WHAT THE TASK REQUIRES: Scan the records below. List lines holding "content".

TASK DATA:
▬▬▬
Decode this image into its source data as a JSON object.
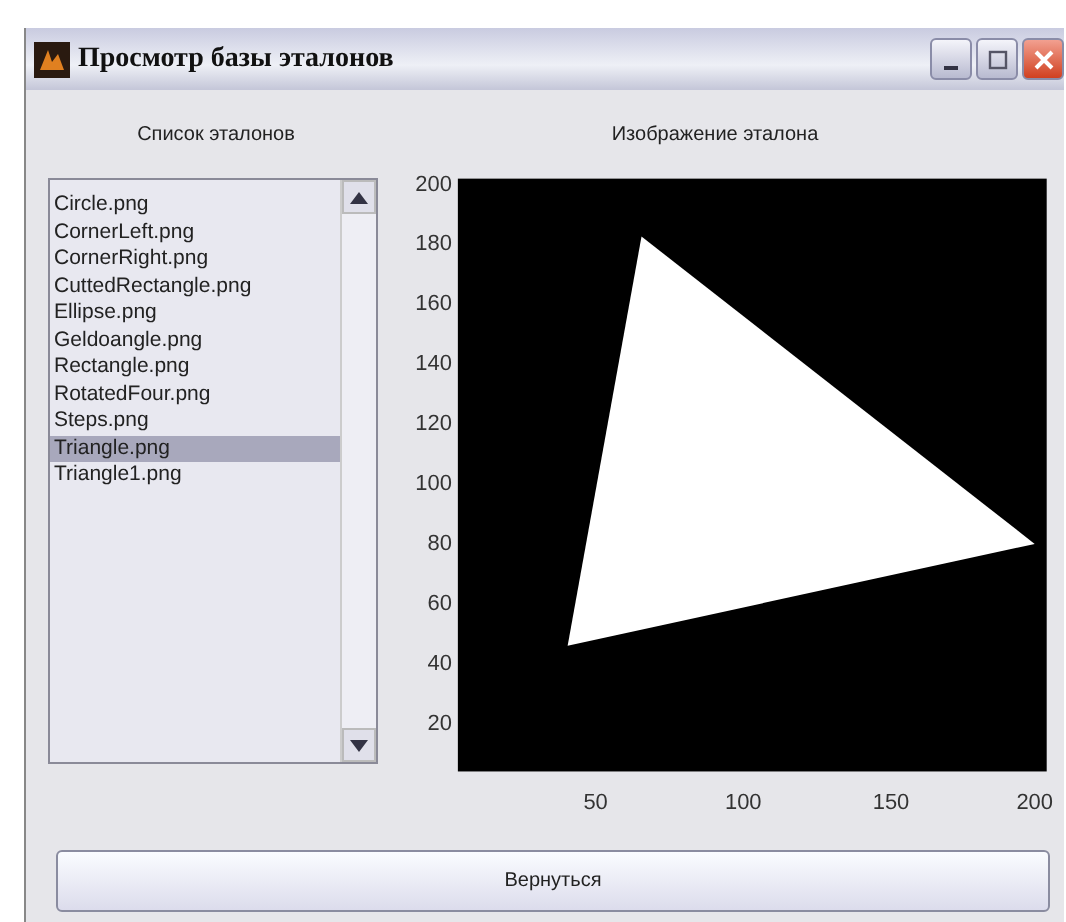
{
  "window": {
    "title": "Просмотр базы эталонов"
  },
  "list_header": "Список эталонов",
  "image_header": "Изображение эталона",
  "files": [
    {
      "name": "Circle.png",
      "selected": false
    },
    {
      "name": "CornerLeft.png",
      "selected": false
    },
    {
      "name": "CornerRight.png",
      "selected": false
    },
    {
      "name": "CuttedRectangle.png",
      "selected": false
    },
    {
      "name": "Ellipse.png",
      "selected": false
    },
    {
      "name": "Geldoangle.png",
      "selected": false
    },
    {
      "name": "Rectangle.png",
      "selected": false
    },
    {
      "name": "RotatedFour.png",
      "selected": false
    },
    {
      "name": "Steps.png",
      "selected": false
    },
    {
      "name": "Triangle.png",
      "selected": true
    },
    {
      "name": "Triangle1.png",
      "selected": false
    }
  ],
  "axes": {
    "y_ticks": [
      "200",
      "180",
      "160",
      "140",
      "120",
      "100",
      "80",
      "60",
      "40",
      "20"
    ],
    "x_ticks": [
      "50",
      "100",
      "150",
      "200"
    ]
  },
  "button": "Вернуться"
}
▬▬▬
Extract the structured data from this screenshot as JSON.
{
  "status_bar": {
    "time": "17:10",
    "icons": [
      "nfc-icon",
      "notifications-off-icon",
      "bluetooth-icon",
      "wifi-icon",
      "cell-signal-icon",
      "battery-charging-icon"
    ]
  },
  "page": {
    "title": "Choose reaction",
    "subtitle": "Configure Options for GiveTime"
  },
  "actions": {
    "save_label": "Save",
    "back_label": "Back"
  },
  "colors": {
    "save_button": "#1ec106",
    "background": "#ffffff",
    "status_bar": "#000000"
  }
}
▬▬▬
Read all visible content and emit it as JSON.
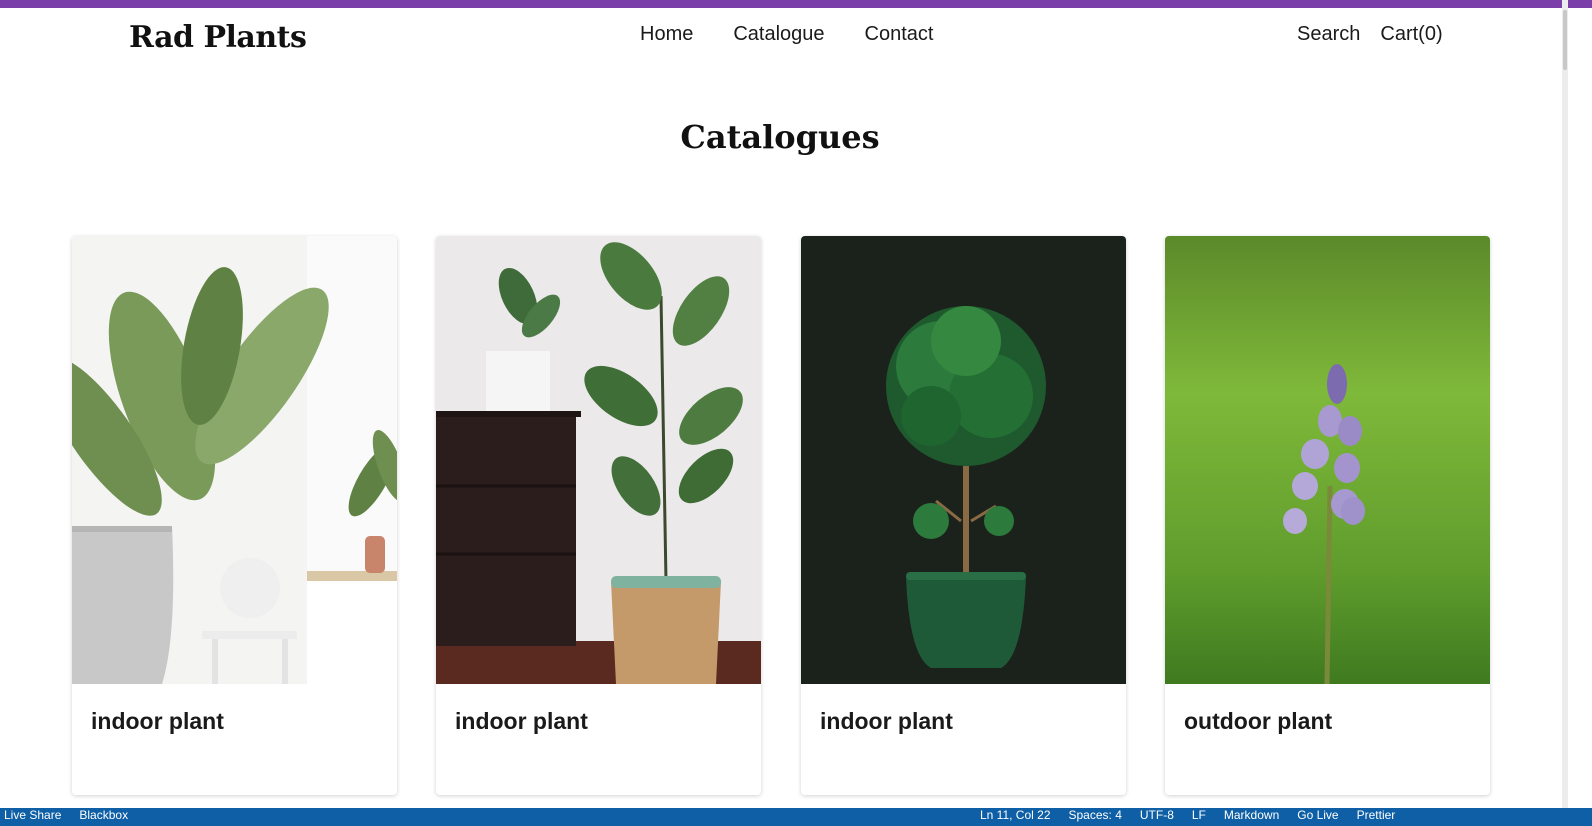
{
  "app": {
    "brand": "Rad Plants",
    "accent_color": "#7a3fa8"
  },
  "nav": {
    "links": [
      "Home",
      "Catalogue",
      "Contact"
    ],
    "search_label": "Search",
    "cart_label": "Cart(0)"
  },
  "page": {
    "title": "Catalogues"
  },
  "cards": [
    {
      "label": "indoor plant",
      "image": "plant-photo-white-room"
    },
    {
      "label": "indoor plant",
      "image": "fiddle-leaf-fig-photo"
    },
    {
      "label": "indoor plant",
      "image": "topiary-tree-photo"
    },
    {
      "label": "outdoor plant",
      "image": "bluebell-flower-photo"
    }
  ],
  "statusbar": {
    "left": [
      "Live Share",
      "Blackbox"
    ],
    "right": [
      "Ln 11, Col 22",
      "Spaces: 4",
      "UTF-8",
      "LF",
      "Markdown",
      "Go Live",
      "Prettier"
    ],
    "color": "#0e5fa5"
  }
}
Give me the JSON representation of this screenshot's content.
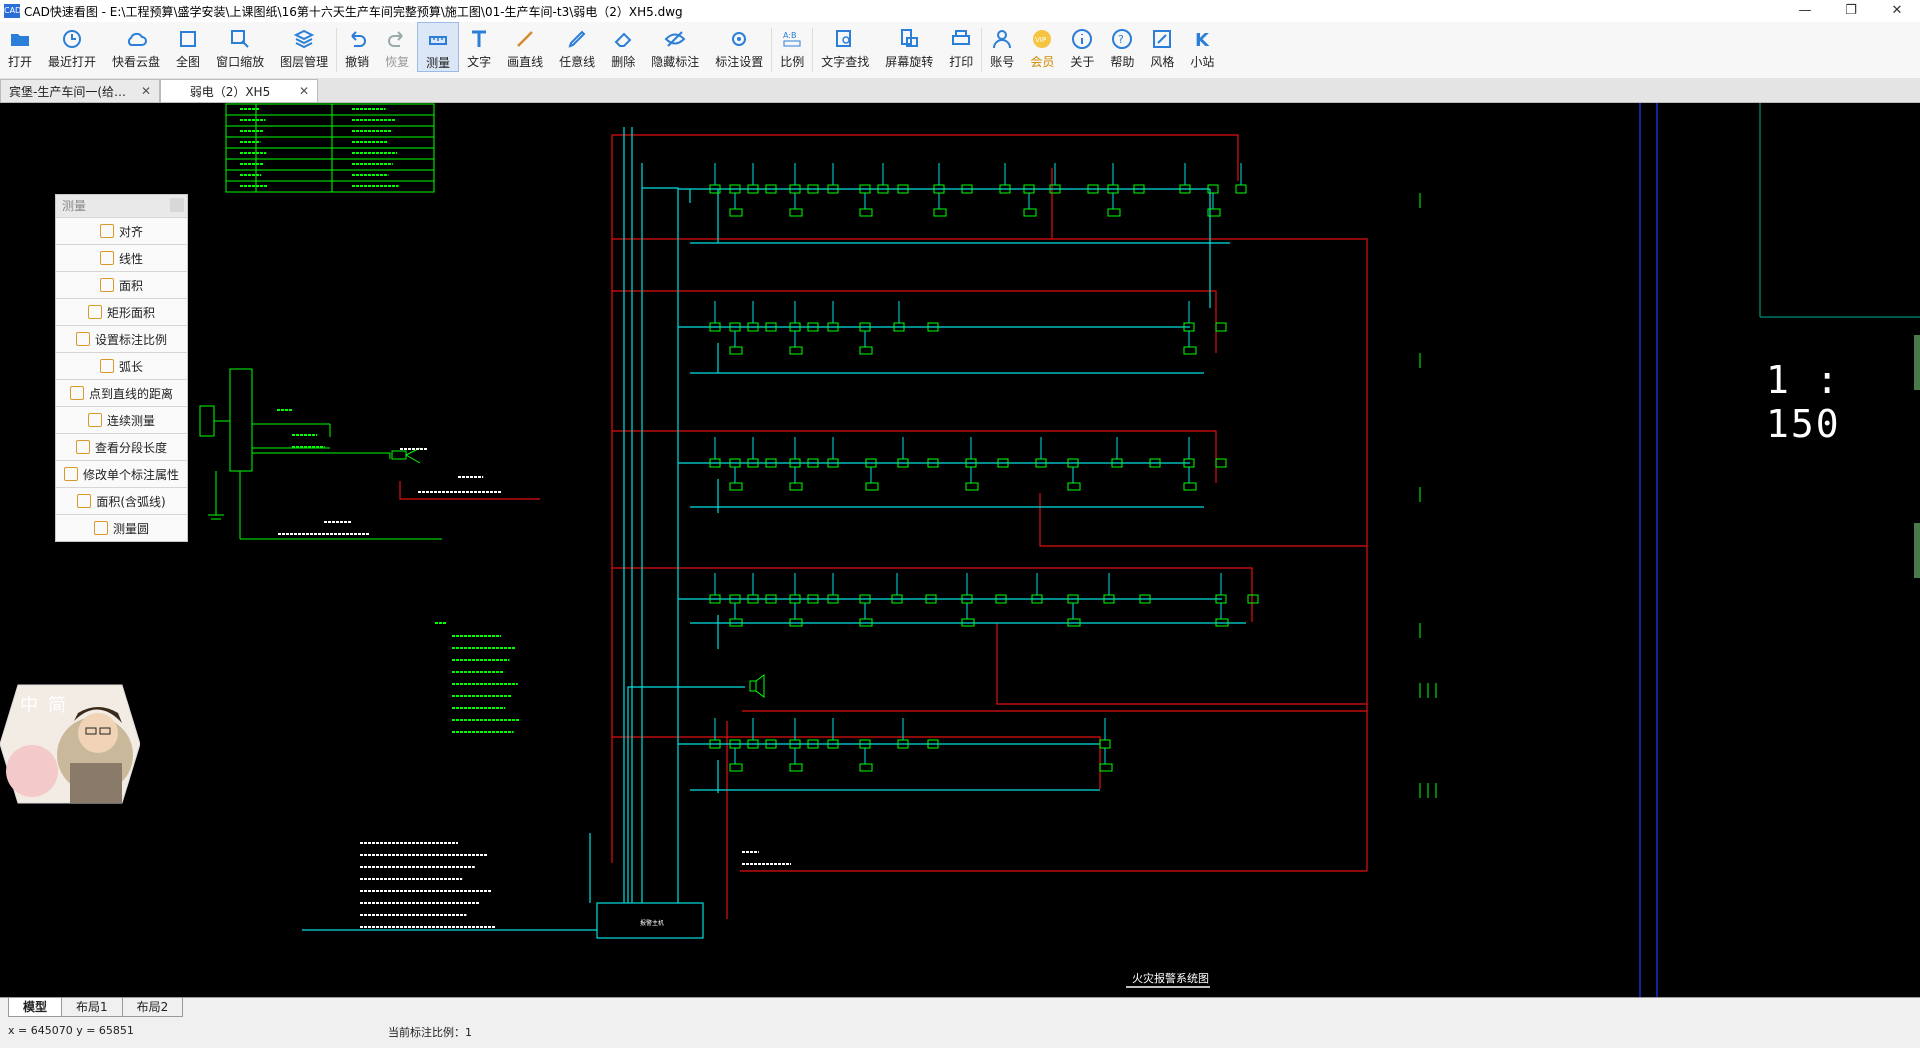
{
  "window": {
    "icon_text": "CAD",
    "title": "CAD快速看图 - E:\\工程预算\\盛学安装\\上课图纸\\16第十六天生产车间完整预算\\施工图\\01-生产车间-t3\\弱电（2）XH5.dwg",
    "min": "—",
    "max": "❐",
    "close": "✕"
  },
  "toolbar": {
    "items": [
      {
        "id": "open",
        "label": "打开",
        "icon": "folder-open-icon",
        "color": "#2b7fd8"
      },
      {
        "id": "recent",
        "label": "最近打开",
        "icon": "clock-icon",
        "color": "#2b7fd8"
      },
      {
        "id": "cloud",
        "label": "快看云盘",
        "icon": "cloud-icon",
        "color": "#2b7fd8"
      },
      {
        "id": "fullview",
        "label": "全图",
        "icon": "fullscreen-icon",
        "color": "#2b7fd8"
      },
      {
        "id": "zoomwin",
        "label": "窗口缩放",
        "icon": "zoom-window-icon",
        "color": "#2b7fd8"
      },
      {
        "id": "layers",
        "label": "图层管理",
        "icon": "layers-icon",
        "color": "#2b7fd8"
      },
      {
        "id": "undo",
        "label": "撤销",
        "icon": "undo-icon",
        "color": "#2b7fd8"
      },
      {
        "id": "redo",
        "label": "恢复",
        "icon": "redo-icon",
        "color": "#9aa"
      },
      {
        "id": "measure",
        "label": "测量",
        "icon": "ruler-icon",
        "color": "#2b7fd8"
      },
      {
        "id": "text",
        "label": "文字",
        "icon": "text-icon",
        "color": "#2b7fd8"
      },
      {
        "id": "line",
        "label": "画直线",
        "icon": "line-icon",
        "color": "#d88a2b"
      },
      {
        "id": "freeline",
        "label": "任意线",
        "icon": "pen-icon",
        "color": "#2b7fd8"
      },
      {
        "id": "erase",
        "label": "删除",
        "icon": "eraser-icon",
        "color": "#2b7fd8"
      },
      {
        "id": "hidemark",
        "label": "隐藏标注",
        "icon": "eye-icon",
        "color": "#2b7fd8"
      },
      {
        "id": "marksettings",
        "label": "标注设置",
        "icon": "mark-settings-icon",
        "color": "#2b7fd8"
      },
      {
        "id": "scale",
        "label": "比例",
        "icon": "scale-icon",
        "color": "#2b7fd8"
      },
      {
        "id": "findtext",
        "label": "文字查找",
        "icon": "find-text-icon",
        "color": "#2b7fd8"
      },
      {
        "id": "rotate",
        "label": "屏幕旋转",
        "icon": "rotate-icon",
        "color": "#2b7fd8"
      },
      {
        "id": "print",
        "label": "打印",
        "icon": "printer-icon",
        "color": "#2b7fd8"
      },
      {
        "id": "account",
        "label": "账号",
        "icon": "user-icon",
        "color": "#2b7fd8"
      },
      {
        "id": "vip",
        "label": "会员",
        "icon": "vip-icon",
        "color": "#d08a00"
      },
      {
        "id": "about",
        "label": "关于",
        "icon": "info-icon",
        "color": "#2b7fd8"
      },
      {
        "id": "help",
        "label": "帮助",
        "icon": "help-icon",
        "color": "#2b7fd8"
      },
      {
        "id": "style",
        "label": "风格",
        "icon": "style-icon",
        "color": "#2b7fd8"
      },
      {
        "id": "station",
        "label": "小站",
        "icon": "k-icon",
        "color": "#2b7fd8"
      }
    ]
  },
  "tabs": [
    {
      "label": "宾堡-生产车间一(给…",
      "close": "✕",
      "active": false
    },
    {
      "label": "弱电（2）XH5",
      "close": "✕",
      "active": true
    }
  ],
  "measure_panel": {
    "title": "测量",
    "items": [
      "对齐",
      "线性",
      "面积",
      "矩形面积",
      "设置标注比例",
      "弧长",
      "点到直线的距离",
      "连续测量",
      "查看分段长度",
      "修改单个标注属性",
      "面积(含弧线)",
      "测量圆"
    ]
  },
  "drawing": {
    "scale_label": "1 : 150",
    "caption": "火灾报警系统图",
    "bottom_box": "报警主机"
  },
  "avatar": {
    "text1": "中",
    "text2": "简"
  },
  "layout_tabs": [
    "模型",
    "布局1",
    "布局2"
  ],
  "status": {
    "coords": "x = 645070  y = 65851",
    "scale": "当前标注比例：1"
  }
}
▬▬▬
RESPONSE TO THE EXERCISE:
Read all visible content and emit it as JSON.
Give me the JSON representation of this screenshot's content.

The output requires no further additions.